* Begin RECORDED DATA *

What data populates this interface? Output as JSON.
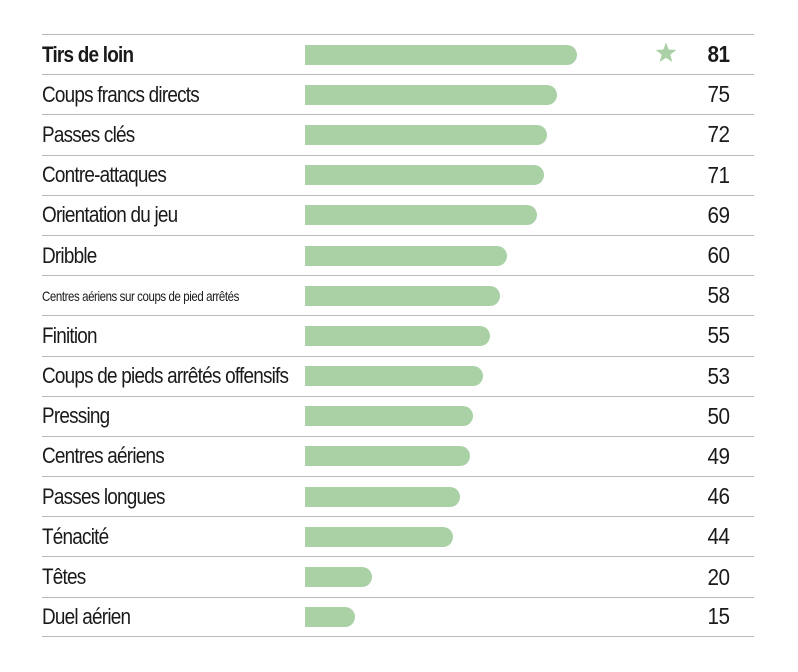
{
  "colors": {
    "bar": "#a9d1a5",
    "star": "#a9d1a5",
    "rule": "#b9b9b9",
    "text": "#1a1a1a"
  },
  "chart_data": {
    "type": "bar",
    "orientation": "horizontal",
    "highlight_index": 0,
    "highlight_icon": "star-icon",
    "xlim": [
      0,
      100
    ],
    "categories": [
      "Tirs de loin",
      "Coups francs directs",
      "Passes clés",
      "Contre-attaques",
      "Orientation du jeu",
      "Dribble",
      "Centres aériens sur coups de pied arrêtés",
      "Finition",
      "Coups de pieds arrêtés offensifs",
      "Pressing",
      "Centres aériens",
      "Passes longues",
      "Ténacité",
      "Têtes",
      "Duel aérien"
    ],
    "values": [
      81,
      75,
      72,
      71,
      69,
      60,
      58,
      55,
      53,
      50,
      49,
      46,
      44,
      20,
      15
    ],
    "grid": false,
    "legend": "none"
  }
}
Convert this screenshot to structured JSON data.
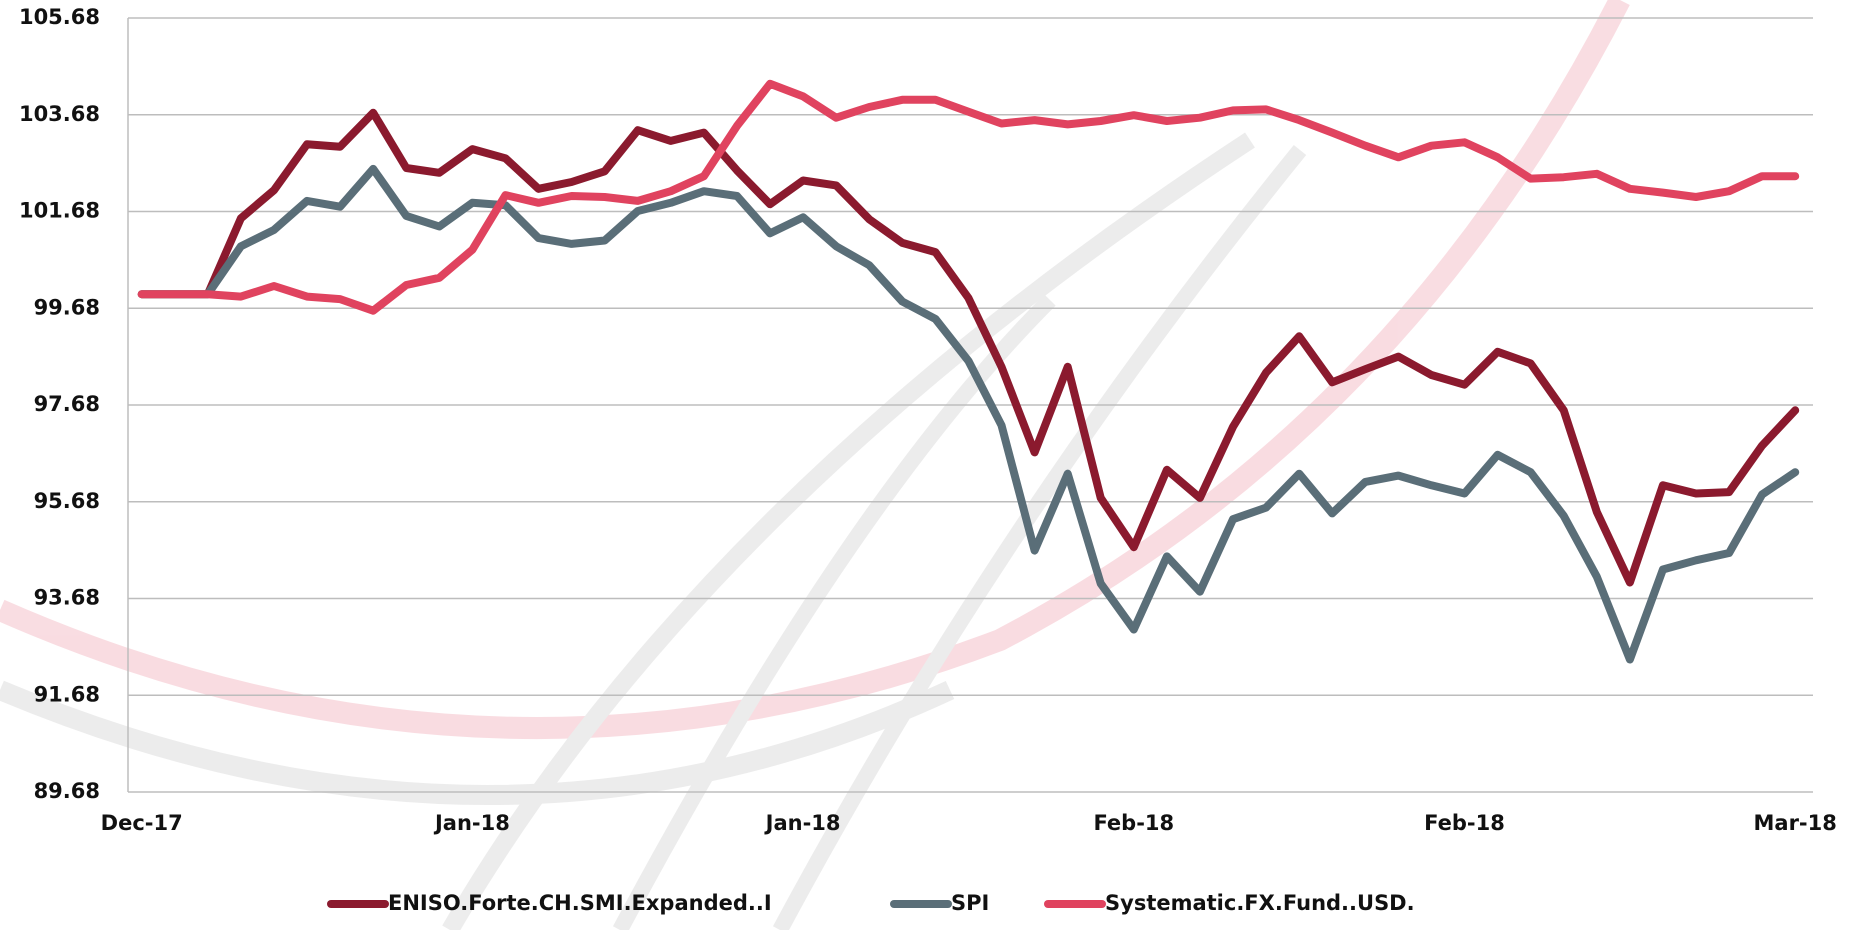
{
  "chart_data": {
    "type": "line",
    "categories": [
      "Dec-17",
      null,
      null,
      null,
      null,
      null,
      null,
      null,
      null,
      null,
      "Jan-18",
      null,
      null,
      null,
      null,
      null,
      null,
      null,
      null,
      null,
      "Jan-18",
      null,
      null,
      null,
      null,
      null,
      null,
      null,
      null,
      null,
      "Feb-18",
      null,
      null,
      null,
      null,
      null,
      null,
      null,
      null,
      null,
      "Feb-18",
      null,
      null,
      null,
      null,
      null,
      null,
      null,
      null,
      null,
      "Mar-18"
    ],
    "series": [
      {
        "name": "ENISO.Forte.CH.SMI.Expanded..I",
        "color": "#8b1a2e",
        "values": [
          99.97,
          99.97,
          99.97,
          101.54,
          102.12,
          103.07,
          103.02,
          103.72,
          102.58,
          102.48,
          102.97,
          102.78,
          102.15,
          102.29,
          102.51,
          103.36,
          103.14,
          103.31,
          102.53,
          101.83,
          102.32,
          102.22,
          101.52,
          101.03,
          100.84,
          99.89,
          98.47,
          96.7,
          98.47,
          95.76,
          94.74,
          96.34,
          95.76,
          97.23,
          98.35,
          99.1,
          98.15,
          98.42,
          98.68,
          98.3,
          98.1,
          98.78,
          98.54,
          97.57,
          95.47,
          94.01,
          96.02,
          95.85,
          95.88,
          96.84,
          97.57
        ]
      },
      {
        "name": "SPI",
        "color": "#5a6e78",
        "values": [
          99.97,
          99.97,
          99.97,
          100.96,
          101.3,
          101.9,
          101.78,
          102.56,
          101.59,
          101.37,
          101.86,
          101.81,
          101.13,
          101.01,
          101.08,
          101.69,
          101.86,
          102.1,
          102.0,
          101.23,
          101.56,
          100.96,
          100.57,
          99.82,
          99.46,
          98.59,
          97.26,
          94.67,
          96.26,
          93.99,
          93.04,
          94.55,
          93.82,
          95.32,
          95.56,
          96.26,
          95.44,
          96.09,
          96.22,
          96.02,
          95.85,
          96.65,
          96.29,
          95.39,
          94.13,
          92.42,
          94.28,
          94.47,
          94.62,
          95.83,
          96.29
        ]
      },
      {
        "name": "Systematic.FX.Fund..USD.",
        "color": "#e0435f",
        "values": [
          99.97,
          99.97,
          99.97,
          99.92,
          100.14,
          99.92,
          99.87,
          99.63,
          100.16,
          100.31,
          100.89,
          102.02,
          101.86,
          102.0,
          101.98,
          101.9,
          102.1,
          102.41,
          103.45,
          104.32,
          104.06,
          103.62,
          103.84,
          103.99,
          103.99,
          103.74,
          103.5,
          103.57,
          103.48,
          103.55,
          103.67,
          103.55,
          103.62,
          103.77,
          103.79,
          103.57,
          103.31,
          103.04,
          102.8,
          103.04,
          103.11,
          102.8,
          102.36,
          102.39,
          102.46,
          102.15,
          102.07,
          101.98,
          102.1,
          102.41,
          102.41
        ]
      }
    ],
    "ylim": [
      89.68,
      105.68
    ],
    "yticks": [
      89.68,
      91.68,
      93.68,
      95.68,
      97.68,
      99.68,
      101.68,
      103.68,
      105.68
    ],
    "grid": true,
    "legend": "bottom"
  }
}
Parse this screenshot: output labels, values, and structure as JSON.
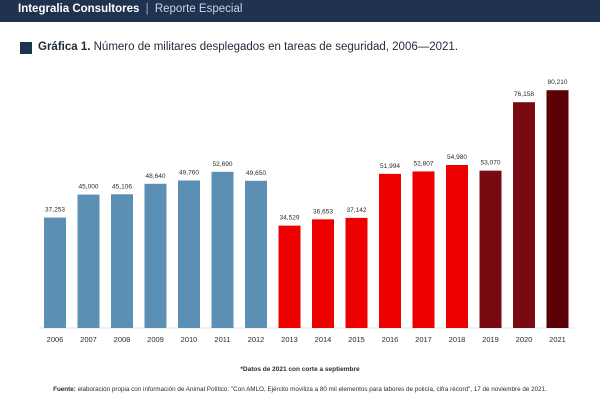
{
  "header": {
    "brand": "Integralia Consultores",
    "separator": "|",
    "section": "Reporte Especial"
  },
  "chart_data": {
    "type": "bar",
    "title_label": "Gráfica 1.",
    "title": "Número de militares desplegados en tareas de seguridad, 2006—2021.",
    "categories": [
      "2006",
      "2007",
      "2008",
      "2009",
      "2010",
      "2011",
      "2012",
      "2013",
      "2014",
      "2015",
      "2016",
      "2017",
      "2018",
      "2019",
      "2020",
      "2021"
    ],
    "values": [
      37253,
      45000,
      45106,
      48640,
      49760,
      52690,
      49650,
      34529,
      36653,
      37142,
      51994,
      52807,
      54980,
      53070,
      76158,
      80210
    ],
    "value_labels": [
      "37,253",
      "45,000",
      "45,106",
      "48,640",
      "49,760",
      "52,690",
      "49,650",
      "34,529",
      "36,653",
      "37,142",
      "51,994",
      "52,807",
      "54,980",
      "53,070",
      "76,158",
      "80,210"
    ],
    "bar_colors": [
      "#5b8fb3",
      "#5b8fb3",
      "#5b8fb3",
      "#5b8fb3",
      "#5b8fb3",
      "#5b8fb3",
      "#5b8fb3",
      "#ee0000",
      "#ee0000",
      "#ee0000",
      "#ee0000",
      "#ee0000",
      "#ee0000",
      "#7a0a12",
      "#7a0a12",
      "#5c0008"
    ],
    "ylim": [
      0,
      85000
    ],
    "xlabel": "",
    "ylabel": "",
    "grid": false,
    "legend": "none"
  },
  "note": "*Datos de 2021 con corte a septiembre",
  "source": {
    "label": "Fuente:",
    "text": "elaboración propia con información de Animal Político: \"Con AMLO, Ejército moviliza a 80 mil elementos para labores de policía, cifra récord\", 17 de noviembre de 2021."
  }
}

* End RECORDED DATA *

Search the data for the string "this" and copy each line where it appears.

What data populates this interface? Output as JSON.
Convert this screenshot to structured JSON data.
Parse this screenshot: output labels, values, and structure as JSON.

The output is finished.